◆ TASK BRIEF: Word for word, transcribe the lines below and drop the pictures.

··· TASK DATA

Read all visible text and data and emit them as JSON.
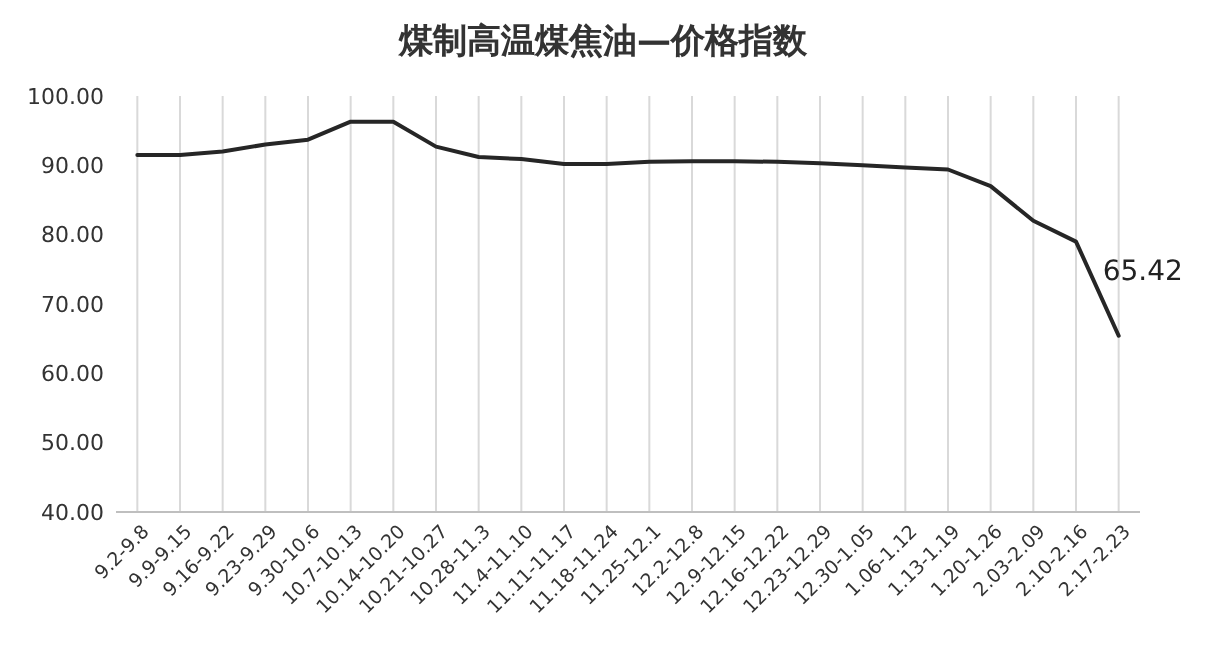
{
  "chart_data": {
    "type": "line",
    "title": "煤制高温煤焦油—价格指数",
    "categories": [
      "9.2-9.8",
      "9.9-9.15",
      "9.16-9.22",
      "9.23-9.29",
      "9.30-10.6",
      "10.7-10.13",
      "10.14-10.20",
      "10.21-10.27",
      "10.28-11.3",
      "11.4-11.10",
      "11.11-11.17",
      "11.18-11.24",
      "11.25-12.1",
      "12.2-12.8",
      "12.9-12.15",
      "12.16-12.22",
      "12.23-12.29",
      "12.30-1.05",
      "1.06-1.12",
      "1.13-1.19",
      "1.20-1.26",
      "2.03-2.09",
      "2.10-2.16",
      "2.17-2.23"
    ],
    "series": [
      {
        "color": "#262626",
        "values": [
          91.5,
          91.5,
          92,
          93,
          93.7,
          96.3,
          96.3,
          92.7,
          91.2,
          90.9,
          90.2,
          90.2,
          90.5,
          90.6,
          90.6,
          90.5,
          90.3,
          90,
          89.7,
          89.4,
          87,
          82,
          79,
          65.42
        ],
        "value_labels": [
          null,
          null,
          null,
          null,
          null,
          null,
          null,
          null,
          null,
          null,
          null,
          null,
          null,
          null,
          null,
          null,
          null,
          null,
          null,
          null,
          null,
          null,
          null,
          "65.42"
        ]
      }
    ],
    "ylim": [
      40,
      100
    ],
    "yticks": [
      {
        "value": 40,
        "label": "40.00"
      },
      {
        "value": 50,
        "label": "50.00"
      },
      {
        "value": 60,
        "label": "60.00"
      },
      {
        "value": 70,
        "label": "70.00"
      },
      {
        "value": 80,
        "label": "80.00"
      },
      {
        "value": 90,
        "label": "90.00"
      },
      {
        "value": 100,
        "label": "100.00"
      }
    ],
    "grid": "x",
    "marker": "none",
    "line_style": "solid"
  }
}
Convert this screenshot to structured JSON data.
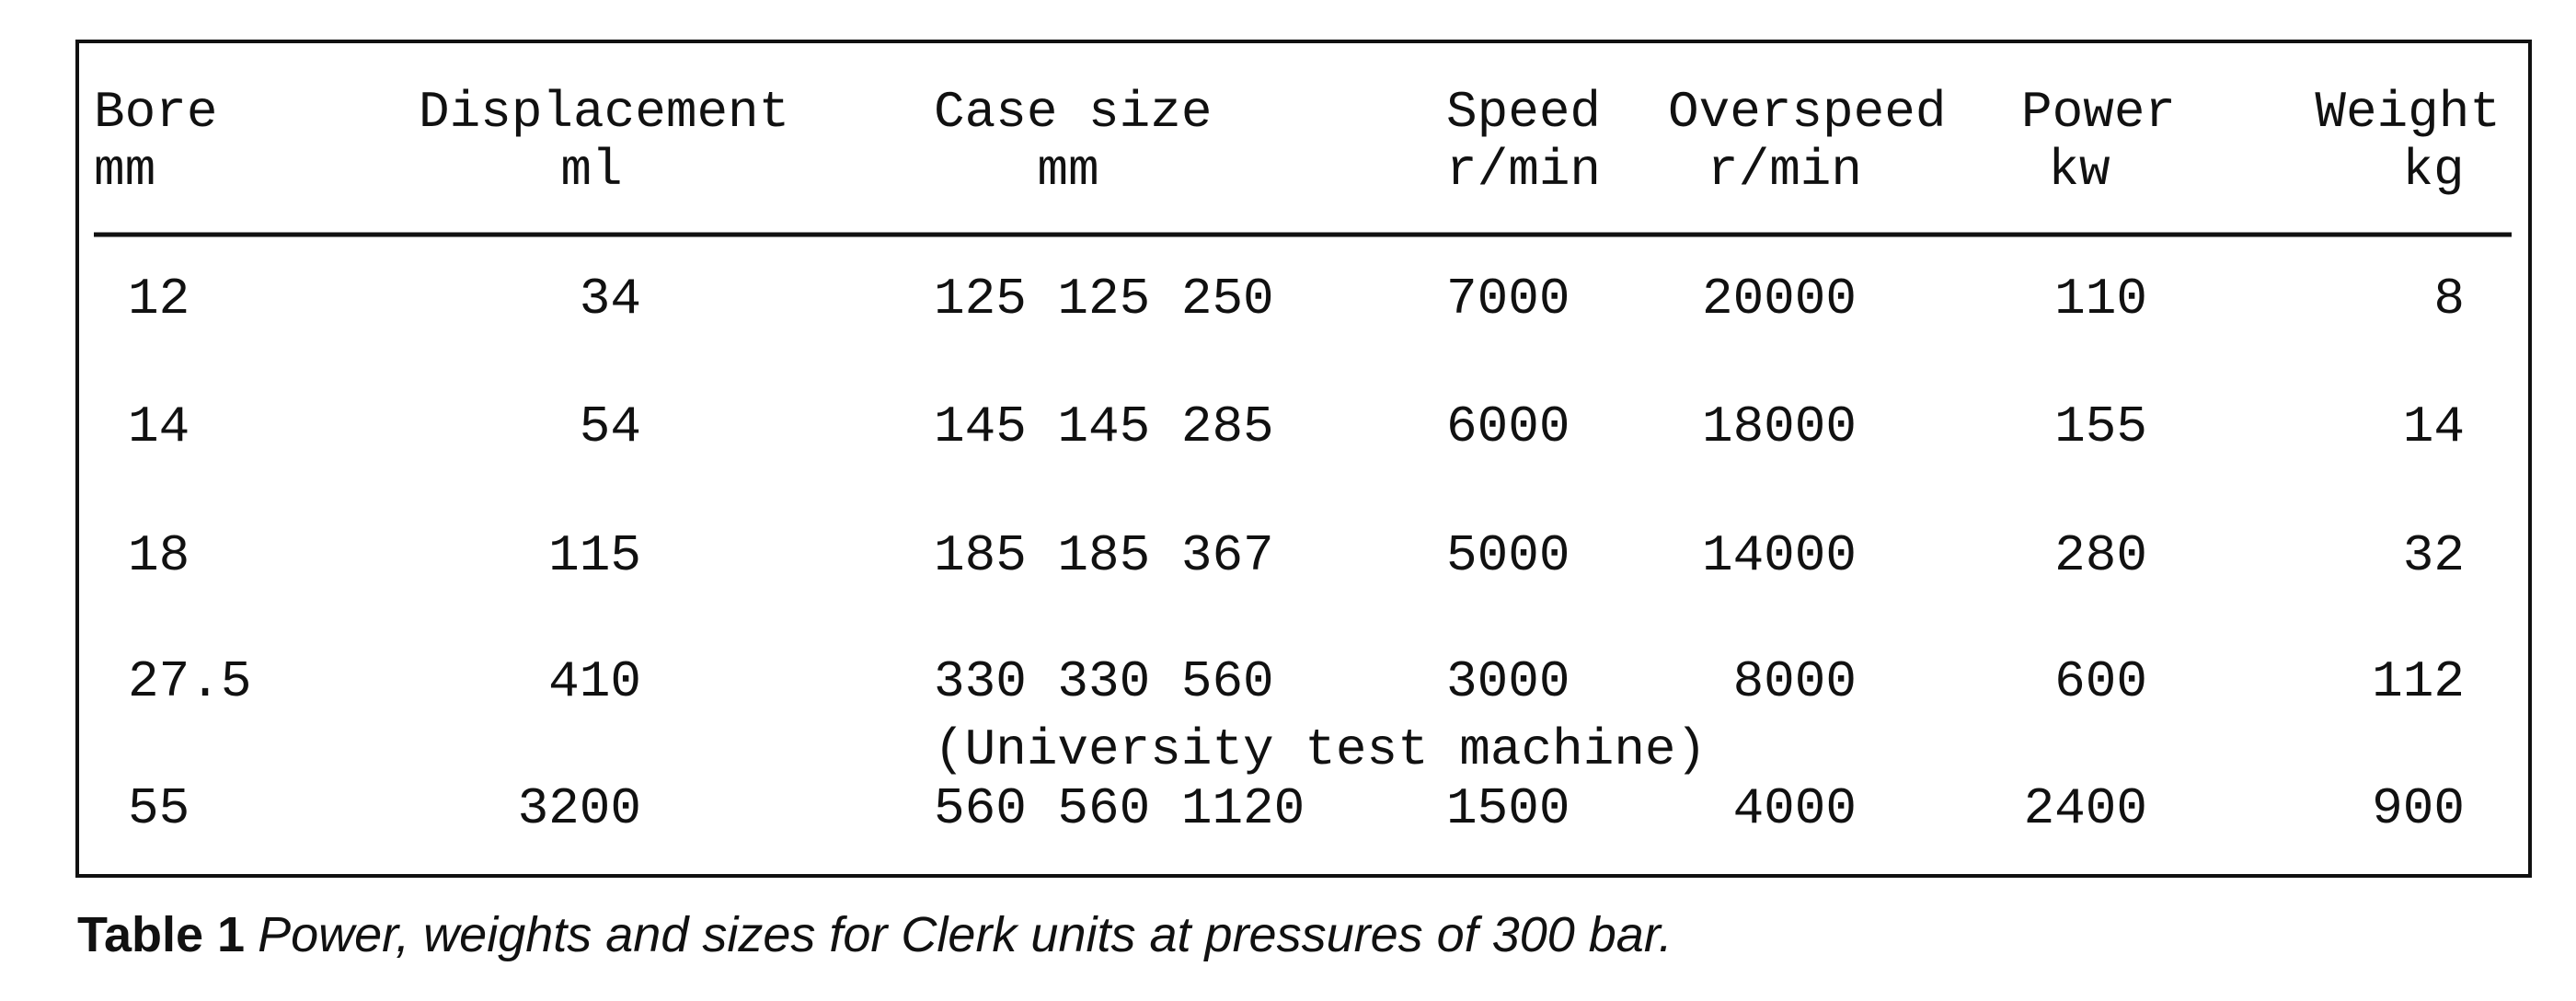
{
  "table": {
    "columns": [
      {
        "name": "Bore",
        "unit": "mm"
      },
      {
        "name": "Displacement",
        "unit": "ml"
      },
      {
        "name": "Case size",
        "unit": "mm"
      },
      {
        "name": "Speed",
        "unit": "r/min"
      },
      {
        "name": "Overspeed",
        "unit": "r/min"
      },
      {
        "name": "Power",
        "unit": "kw"
      },
      {
        "name": "Weight",
        "unit": "kg"
      }
    ],
    "rows": [
      [
        12,
        34,
        "125 125 250",
        7000,
        20000,
        110,
        8
      ],
      [
        14,
        54,
        "145 145 285",
        6000,
        18000,
        155,
        14
      ],
      [
        18,
        115,
        "185 185 367",
        5000,
        14000,
        280,
        32
      ],
      [
        27.5,
        410,
        "330 330 560",
        3000,
        8000,
        600,
        112
      ],
      [
        55,
        3200,
        "560 560 1120",
        1500,
        4000,
        2400,
        900
      ]
    ],
    "note": "(University test machine)"
  },
  "caption": {
    "label": "Table 1",
    "text": "Power, weights and sizes for Clerk  units at pressures of 300 bar."
  }
}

······

◆ SOLUTION TO THE PROBLEM:
Read all visible text and data and emit them as JSON.
{
  "chart_data": {
    "type": "line",
    "title": "煤制高温煤焦油—价格指数",
    "categories": [
      "9.2-9.8",
      "9.9-9.15",
      "9.16-9.22",
      "9.23-9.29",
      "9.30-10.6",
      "10.7-10.13",
      "10.14-10.20",
      "10.21-10.27",
      "10.28-11.3",
      "11.4-11.10",
      "11.11-11.17",
      "11.18-11.24",
      "11.25-12.1",
      "12.2-12.8",
      "12.9-12.15",
      "12.16-12.22",
      "12.23-12.29",
      "12.30-1.05",
      "1.06-1.12",
      "1.13-1.19",
      "1.20-1.26",
      "2.03-2.09",
      "2.10-2.16",
      "2.17-2.23"
    ],
    "series": [
      {
        "color": "#262626",
        "values": [
          91.5,
          91.5,
          92,
          93,
          93.7,
          96.3,
          96.3,
          92.7,
          91.2,
          90.9,
          90.2,
          90.2,
          90.5,
          90.6,
          90.6,
          90.5,
          90.3,
          90,
          89.7,
          89.4,
          87,
          82,
          79,
          65.42
        ],
        "value_labels": [
          null,
          null,
          null,
          null,
          null,
          null,
          null,
          null,
          null,
          null,
          null,
          null,
          null,
          null,
          null,
          null,
          null,
          null,
          null,
          null,
          null,
          null,
          null,
          "65.42"
        ]
      }
    ],
    "ylim": [
      40,
      100
    ],
    "yticks": [
      {
        "value": 40,
        "label": "40.00"
      },
      {
        "value": 50,
        "label": "50.00"
      },
      {
        "value": 60,
        "label": "60.00"
      },
      {
        "value": 70,
        "label": "70.00"
      },
      {
        "value": 80,
        "label": "80.00"
      },
      {
        "value": 90,
        "label": "90.00"
      },
      {
        "value": 100,
        "label": "100.00"
      }
    ],
    "grid": "x",
    "marker": "none",
    "line_style": "solid"
  }
}
Convert this screenshot to structured JSON data.
{
  "table": {
    "columns": [
      {
        "name": "Bore",
        "unit": "mm"
      },
      {
        "name": "Displacement",
        "unit": "ml"
      },
      {
        "name": "Case size",
        "unit": "mm"
      },
      {
        "name": "Speed",
        "unit": "r/min"
      },
      {
        "name": "Overspeed",
        "unit": "r/min"
      },
      {
        "name": "Power",
        "unit": "kw"
      },
      {
        "name": "Weight",
        "unit": "kg"
      }
    ],
    "rows": [
      [
        12,
        34,
        "125 125 250",
        7000,
        20000,
        110,
        8
      ],
      [
        14,
        54,
        "145 145 285",
        6000,
        18000,
        155,
        14
      ],
      [
        18,
        115,
        "185 185 367",
        5000,
        14000,
        280,
        32
      ],
      [
        27.5,
        410,
        "330 330 560",
        3000,
        8000,
        600,
        112
      ],
      [
        55,
        3200,
        "560 560 1120",
        1500,
        4000,
        2400,
        900
      ]
    ],
    "note": "(University test machine)"
  },
  "caption": {
    "label": "Table 1",
    "text": "Power, weights and sizes for Clerk  units at pressures of 300 bar."
  }
}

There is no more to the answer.